» YOUR TASK: Find the word "true" in the data. Return every line where it appears.
#### RECORD SET ####
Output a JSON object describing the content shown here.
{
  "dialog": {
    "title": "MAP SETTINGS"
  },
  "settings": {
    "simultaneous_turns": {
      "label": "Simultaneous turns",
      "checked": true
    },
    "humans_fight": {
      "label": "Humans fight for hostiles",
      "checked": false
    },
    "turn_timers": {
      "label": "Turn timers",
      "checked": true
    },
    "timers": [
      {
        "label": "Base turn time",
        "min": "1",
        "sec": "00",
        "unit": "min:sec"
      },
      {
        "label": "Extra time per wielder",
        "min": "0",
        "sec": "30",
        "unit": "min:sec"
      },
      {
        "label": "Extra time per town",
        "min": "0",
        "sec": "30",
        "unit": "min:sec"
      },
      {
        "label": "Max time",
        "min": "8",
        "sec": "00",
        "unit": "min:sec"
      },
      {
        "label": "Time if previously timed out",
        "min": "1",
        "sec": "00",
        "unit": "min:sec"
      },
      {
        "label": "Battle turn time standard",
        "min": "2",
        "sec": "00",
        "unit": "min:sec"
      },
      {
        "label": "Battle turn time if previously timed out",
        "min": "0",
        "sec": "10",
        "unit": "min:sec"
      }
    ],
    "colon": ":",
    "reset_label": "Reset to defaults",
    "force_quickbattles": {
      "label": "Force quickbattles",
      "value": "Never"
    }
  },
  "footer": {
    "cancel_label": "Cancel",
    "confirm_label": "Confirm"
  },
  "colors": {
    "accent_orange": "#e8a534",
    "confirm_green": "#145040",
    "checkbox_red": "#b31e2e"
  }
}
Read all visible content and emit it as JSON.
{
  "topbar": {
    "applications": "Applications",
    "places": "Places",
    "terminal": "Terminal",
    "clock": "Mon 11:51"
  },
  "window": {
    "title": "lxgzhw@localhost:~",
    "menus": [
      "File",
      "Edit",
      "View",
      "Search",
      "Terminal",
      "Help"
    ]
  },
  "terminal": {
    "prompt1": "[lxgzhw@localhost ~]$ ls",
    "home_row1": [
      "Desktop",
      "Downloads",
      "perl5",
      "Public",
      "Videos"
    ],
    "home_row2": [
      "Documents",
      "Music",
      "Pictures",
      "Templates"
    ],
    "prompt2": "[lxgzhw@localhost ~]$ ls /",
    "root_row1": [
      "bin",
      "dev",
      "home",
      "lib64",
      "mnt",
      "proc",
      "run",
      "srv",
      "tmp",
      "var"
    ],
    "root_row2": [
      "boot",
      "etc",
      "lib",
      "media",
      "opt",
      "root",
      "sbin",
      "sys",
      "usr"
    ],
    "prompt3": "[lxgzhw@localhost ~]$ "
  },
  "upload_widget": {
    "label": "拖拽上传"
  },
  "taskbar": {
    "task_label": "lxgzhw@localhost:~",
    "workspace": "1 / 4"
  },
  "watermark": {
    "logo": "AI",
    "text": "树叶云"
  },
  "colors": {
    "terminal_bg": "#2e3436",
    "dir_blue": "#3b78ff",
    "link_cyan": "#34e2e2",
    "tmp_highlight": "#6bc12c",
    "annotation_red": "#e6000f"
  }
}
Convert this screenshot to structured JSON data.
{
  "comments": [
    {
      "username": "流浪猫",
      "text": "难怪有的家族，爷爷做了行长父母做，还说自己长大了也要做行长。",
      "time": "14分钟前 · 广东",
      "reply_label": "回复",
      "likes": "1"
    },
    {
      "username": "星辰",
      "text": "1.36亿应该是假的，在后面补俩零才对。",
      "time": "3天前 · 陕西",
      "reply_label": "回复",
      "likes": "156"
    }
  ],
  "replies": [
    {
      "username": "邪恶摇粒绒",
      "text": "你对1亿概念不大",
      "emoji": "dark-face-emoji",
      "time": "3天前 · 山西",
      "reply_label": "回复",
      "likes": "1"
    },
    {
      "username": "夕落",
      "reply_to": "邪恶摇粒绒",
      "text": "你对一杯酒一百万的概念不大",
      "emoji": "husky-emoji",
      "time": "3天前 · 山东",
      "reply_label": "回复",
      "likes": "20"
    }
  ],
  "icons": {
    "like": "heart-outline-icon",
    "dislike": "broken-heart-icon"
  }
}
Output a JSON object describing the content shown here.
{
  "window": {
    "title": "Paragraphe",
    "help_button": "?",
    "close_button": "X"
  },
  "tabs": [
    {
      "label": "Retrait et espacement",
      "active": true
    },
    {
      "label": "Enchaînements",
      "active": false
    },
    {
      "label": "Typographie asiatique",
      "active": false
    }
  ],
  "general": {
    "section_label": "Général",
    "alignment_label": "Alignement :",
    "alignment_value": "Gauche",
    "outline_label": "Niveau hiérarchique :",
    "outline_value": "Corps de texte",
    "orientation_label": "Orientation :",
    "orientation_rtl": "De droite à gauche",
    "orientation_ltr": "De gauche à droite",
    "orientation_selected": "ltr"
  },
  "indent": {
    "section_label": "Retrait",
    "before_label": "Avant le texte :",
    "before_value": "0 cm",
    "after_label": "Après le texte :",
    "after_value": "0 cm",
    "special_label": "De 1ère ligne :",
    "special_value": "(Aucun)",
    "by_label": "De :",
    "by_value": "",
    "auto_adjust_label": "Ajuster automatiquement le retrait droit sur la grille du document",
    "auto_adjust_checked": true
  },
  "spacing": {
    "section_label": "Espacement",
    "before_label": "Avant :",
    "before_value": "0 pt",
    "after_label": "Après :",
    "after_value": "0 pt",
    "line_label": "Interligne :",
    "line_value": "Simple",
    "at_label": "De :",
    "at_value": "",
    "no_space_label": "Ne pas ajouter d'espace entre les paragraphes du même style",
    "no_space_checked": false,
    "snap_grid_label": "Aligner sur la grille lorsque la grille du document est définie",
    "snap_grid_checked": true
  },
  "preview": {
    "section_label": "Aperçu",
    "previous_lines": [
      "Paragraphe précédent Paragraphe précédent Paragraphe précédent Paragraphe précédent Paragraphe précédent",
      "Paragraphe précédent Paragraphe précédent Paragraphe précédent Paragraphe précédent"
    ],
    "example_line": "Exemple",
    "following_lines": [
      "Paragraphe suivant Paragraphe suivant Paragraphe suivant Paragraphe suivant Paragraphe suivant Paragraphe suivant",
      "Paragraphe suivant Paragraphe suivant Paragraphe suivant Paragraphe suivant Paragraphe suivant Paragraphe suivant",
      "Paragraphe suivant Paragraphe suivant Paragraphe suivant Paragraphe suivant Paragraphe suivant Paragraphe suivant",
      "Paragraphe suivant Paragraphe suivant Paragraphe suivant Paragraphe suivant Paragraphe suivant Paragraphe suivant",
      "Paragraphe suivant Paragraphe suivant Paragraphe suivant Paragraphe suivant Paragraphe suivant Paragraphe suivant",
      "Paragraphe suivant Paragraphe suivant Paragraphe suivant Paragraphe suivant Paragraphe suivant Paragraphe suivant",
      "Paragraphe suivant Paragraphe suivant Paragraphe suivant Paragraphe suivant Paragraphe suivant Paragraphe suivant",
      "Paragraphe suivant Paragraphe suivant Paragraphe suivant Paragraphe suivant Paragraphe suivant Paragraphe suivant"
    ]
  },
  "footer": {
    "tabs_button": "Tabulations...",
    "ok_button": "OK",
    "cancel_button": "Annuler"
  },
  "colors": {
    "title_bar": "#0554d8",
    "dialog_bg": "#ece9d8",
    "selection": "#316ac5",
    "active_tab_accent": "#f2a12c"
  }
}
####
» COMPLETED EXERCISE:
      "checked": true
      "checked": true
      "active": true
    "auto_adjust_checked": true
    "snap_grid_checked": true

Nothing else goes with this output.